**WHAT THIS TASK INVOLVES:** Give the count of lines containing the string "emploi", with no other output.

[BEGIN]

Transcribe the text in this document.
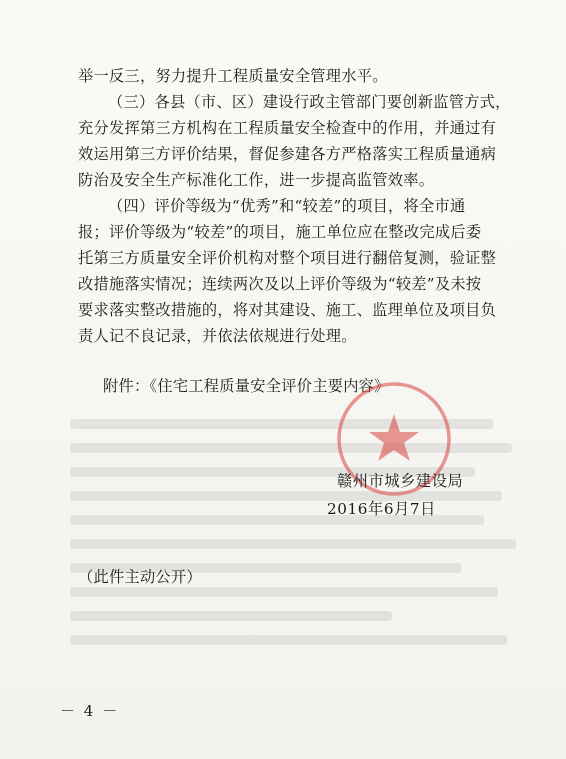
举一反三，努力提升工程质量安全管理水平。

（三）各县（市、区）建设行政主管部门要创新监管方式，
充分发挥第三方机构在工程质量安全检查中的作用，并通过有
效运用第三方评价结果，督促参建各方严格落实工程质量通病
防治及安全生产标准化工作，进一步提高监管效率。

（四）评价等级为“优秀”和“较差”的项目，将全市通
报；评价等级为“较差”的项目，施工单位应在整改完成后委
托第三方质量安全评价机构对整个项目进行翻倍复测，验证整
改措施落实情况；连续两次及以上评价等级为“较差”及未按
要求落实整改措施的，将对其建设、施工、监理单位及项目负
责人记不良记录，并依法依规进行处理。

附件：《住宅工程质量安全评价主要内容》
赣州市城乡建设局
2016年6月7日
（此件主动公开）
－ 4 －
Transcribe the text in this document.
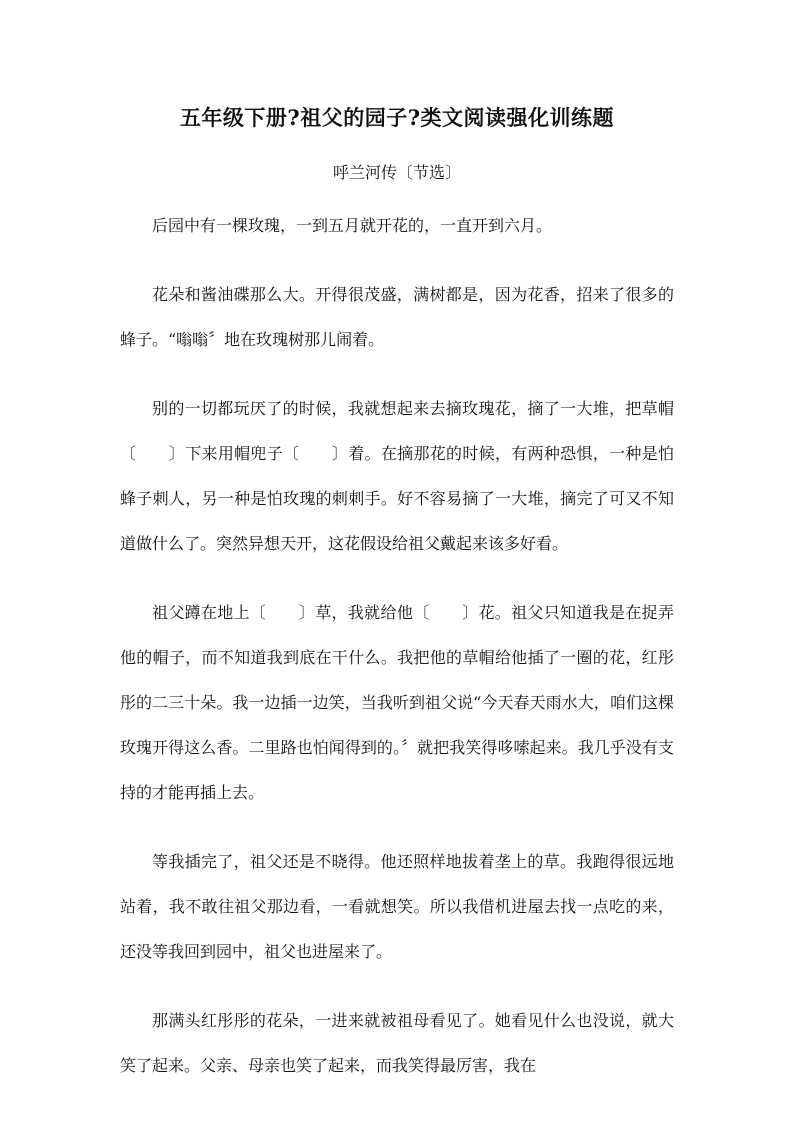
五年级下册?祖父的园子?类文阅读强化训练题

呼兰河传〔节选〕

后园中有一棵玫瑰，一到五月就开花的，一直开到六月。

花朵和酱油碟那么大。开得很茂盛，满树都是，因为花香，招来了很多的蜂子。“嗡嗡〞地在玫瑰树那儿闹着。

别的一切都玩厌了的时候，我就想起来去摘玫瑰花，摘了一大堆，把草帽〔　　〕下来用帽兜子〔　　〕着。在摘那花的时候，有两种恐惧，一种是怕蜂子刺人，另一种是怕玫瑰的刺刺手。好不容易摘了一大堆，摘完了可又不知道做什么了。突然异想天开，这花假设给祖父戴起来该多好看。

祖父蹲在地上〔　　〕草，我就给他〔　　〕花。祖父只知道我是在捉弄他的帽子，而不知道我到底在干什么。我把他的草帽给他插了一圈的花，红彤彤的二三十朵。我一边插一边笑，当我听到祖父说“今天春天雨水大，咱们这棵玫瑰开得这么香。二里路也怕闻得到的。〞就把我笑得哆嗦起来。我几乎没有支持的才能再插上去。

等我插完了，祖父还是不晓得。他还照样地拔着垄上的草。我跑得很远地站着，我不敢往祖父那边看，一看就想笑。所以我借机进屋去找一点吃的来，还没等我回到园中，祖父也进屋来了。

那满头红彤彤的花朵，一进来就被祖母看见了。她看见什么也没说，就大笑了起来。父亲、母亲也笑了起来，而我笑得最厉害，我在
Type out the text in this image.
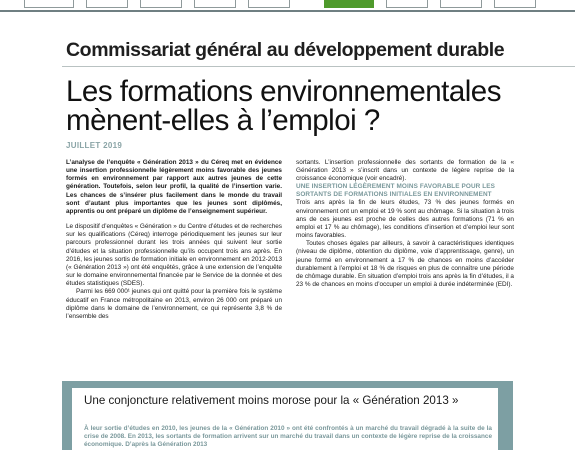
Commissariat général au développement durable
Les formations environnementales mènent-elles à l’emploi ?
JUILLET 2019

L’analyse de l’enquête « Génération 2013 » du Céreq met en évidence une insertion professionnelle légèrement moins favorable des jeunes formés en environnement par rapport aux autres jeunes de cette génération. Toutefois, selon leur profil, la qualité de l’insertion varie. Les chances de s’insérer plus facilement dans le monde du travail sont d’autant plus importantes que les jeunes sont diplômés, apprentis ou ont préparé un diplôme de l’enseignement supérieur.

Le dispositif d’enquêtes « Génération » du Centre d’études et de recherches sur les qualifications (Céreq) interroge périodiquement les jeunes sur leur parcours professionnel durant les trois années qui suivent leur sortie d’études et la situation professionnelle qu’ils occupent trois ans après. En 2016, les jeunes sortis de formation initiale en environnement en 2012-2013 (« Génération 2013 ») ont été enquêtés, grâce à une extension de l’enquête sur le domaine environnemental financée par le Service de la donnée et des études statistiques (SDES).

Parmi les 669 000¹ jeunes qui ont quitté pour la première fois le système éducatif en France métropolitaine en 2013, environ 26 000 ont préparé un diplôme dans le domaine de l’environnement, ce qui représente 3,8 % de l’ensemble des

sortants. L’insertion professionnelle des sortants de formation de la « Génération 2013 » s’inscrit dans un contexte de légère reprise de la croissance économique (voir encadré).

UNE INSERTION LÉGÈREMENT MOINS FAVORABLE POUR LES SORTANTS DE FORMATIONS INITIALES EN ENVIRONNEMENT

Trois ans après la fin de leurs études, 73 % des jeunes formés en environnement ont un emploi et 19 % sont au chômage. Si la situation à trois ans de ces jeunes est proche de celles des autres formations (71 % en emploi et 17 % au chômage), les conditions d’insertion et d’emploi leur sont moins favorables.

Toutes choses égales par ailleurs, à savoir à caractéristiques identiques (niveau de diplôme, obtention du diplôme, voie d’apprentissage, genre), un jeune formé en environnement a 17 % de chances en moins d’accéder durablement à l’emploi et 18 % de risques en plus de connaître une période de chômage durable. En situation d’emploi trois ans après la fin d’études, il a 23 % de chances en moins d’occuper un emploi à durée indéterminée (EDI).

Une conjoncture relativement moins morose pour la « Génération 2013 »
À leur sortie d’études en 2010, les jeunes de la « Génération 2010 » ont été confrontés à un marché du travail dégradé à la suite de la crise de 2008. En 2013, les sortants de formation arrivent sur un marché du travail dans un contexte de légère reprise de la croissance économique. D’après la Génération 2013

[END]
[BEGIN]

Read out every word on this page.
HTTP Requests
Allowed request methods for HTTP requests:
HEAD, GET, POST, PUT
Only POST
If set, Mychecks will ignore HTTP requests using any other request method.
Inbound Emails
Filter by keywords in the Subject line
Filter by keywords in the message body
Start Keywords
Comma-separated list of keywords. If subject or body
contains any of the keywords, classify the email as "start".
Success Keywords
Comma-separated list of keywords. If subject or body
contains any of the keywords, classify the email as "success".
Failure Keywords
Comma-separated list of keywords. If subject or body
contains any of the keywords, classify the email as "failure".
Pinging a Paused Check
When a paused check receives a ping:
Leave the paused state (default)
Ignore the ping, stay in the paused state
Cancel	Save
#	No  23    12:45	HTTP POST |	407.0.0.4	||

[END]

**CORRECT RESULT:** 3